Exercise objective: Count every line where "Công" occurs. Give the total alone.

- - - -

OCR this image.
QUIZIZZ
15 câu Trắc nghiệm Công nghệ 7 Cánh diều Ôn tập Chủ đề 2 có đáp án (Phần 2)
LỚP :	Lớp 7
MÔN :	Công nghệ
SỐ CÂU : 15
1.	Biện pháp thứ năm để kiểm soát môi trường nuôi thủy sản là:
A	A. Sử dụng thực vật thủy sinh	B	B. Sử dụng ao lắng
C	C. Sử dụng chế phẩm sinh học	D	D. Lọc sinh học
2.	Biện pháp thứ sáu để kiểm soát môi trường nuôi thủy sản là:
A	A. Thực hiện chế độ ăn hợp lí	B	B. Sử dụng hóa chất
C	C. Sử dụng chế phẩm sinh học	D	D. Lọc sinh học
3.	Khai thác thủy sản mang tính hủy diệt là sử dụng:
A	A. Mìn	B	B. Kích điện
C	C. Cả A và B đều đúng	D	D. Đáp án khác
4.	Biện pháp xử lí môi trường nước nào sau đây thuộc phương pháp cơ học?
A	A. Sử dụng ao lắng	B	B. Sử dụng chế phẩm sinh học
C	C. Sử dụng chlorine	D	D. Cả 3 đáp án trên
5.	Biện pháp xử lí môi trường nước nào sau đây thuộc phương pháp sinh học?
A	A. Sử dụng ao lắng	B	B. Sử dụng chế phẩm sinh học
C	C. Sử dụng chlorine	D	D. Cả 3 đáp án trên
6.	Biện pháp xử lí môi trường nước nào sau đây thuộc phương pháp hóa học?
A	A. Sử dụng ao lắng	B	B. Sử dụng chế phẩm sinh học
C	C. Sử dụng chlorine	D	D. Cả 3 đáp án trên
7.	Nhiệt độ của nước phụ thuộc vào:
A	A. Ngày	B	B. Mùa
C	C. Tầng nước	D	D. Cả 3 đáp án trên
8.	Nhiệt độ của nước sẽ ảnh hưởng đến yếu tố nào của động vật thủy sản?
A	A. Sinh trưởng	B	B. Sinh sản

- - - -

Output for this task: 2